— Start of Extracted information —

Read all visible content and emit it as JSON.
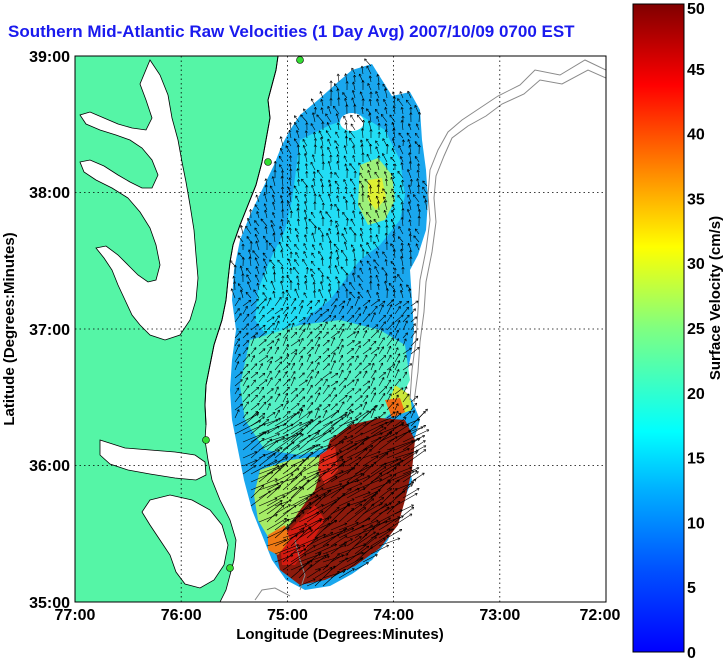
{
  "title": "Southern Mid-Atlantic Raw Velocities (1 Day Avg) 2007/10/09 0700 EST",
  "xlabel": "Longitude (Degrees:Minutes)",
  "ylabel": "Latitude (Degrees:Minutes)",
  "x_ticks": [
    "77:00",
    "76:00",
    "75:00",
    "74:00",
    "73:00",
    "72:00"
  ],
  "y_ticks": [
    "39:00",
    "38:00",
    "37:00",
    "36:00",
    "35:00"
  ],
  "colorbar": {
    "label": "Surface Velocity (cm/s)",
    "ticks": [
      "0",
      "5",
      "10",
      "15",
      "20",
      "25",
      "30",
      "35",
      "40",
      "45",
      "50"
    ],
    "min": 0,
    "max": 50
  },
  "colors": {
    "land": "#55f5a6",
    "water": "#ffffff",
    "title": "#1a1aee",
    "coastline": "#000000",
    "bathymetry": "#8a8a8a",
    "station": "#33dd33"
  }
}
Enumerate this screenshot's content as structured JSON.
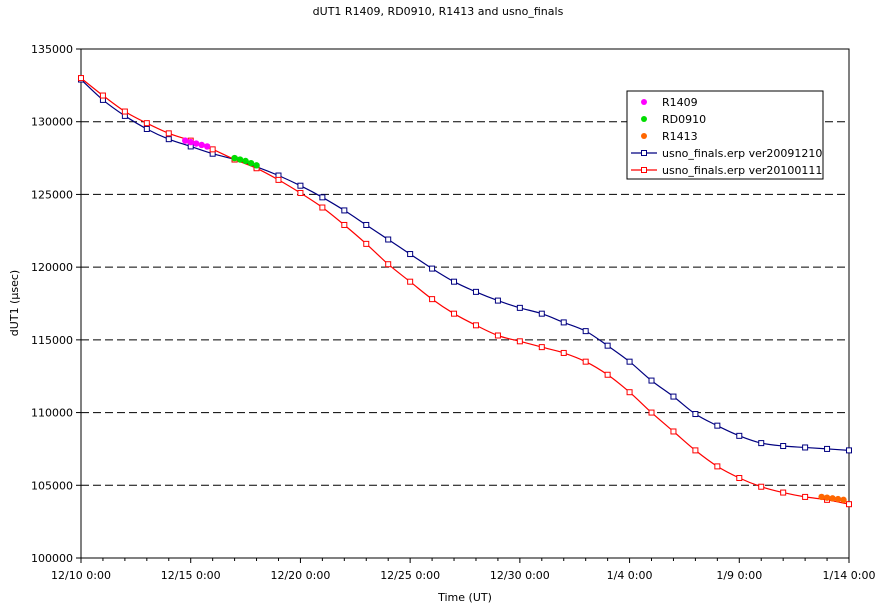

— End of Extracted information —

= Given task =
Retype the whole listing exactly and leave the pictures out.

= The result =
Read all visible content and emit it as JSON.
{
  "title": "Southern Mid-Atlantic Raw Velocities (1 Day Avg) 2007/10/09 0700 EST",
  "xlabel": "Longitude (Degrees:Minutes)",
  "ylabel": "Latitude (Degrees:Minutes)",
  "x_ticks": [
    "77:00",
    "76:00",
    "75:00",
    "74:00",
    "73:00",
    "72:00"
  ],
  "y_ticks": [
    "39:00",
    "38:00",
    "37:00",
    "36:00",
    "35:00"
  ],
  "colorbar": {
    "label": "Surface Velocity (cm/s)",
    "ticks": [
      "0",
      "5",
      "10",
      "15",
      "20",
      "25",
      "30",
      "35",
      "40",
      "45",
      "50"
    ],
    "min": 0,
    "max": 50
  },
  "colors": {
    "land": "#55f5a6",
    "water": "#ffffff",
    "title": "#1a1aee",
    "coastline": "#000000",
    "bathymetry": "#8a8a8a",
    "station": "#33dd33"
  }
}
Enumerate this screenshot's content as structured JSON.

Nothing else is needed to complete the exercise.